TO BE DONE:
For the data below, report the number of lines that contain the string "prochaine" and nothing else.

RECORDS FOR PROCESSING:

################

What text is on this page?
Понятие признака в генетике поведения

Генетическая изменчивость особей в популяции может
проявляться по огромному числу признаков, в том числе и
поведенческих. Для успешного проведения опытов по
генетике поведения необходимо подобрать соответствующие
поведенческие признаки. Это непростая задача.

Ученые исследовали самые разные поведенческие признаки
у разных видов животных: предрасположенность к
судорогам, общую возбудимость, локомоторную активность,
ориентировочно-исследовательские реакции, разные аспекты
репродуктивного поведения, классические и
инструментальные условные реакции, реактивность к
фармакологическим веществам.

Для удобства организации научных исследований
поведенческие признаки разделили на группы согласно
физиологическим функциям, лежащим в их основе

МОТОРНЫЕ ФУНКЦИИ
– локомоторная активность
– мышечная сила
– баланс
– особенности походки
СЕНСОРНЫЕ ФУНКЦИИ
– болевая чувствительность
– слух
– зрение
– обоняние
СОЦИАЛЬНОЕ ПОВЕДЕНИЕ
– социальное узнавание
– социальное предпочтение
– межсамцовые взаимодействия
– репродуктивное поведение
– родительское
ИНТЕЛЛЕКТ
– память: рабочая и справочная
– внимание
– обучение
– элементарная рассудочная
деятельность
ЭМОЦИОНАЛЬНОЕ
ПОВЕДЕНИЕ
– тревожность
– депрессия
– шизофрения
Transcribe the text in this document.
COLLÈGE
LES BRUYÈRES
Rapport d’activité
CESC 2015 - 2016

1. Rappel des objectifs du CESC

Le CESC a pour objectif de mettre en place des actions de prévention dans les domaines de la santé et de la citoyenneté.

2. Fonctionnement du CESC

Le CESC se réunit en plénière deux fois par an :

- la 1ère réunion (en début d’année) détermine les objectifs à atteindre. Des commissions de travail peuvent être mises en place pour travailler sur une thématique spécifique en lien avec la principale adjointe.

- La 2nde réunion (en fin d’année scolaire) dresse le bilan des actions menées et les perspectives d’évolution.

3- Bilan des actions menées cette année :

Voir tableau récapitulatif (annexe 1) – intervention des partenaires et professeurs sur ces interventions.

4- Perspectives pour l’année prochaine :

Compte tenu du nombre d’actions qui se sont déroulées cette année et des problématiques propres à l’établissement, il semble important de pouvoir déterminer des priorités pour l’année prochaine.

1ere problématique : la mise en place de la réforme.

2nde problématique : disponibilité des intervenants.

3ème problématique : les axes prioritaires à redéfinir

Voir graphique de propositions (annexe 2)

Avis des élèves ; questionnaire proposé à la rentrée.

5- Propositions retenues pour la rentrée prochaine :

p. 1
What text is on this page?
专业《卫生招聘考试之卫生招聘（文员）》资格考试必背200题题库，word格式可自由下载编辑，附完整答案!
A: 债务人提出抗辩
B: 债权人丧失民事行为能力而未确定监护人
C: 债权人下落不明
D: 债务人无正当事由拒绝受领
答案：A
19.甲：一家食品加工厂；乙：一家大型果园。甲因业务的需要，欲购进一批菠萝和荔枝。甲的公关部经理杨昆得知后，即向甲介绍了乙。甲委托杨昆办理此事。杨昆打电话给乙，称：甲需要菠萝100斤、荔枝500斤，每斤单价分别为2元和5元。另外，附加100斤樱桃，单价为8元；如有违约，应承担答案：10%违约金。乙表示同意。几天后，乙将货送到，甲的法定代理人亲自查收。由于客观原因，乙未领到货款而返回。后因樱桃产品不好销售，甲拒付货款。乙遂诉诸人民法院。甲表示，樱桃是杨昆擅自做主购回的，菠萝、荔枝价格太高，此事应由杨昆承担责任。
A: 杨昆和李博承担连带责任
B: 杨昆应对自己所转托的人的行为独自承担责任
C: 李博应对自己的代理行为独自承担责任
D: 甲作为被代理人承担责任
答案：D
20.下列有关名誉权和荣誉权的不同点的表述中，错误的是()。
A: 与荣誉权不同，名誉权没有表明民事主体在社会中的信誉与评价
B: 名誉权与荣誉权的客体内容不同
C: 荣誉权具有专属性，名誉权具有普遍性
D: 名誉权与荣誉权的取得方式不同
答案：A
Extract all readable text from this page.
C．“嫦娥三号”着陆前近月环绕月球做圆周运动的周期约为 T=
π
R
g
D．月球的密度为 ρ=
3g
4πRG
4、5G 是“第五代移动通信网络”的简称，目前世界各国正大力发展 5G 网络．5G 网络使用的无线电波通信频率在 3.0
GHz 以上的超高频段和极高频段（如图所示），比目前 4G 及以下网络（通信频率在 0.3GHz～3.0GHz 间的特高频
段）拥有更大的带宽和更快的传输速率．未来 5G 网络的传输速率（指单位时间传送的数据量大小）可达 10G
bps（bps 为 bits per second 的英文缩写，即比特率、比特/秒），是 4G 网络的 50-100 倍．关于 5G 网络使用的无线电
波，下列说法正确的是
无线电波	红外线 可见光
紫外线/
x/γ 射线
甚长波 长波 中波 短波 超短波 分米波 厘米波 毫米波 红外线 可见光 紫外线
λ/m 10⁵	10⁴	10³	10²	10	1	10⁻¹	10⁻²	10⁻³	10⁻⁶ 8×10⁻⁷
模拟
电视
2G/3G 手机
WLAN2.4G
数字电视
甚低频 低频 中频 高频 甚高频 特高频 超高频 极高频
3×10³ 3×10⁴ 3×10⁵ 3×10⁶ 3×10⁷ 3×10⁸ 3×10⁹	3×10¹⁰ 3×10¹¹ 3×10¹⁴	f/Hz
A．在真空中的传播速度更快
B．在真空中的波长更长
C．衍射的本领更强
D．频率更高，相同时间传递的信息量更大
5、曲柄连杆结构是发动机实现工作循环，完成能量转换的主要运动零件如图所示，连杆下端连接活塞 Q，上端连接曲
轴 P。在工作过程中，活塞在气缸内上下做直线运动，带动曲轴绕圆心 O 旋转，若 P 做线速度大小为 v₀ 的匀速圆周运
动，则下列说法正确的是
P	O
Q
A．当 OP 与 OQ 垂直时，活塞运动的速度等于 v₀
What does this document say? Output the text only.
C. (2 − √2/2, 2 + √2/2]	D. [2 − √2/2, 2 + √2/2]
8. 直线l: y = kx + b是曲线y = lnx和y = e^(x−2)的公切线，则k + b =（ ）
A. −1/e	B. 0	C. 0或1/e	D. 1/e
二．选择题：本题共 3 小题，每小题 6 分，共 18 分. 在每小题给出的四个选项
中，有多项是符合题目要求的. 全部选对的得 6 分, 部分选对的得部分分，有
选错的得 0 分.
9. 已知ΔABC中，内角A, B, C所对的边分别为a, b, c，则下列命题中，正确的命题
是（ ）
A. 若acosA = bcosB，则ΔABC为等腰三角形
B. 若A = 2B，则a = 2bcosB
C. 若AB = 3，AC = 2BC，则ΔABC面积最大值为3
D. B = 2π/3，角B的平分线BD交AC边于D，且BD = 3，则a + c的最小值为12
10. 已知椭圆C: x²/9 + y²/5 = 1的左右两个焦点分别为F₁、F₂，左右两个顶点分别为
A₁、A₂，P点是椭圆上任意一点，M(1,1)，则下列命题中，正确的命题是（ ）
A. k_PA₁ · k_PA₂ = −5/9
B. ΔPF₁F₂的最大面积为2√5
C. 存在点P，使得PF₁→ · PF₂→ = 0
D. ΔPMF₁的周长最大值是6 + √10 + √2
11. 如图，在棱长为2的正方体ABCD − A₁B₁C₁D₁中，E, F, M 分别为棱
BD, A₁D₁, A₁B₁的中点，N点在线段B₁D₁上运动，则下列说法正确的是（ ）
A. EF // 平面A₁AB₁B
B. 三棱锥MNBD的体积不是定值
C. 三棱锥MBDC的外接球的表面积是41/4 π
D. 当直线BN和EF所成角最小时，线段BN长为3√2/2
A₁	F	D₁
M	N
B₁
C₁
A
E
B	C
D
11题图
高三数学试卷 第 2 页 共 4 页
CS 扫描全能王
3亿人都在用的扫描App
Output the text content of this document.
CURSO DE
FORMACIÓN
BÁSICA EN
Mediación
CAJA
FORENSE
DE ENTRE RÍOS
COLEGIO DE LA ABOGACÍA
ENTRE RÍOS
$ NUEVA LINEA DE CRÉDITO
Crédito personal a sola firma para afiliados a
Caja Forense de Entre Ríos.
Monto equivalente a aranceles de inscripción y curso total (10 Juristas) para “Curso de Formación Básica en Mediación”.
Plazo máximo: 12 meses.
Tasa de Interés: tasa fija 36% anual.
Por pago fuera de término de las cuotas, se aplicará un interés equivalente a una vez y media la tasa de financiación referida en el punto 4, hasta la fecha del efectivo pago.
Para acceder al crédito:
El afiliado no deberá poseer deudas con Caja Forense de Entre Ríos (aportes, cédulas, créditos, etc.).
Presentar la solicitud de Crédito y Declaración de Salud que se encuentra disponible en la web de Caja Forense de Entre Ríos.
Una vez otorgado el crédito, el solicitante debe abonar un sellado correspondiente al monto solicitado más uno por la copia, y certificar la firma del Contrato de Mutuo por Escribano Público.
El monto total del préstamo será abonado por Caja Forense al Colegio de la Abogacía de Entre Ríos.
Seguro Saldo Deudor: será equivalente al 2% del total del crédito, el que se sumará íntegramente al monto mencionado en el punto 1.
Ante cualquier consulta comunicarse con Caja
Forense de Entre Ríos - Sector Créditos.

################

THE SOLUTION:
3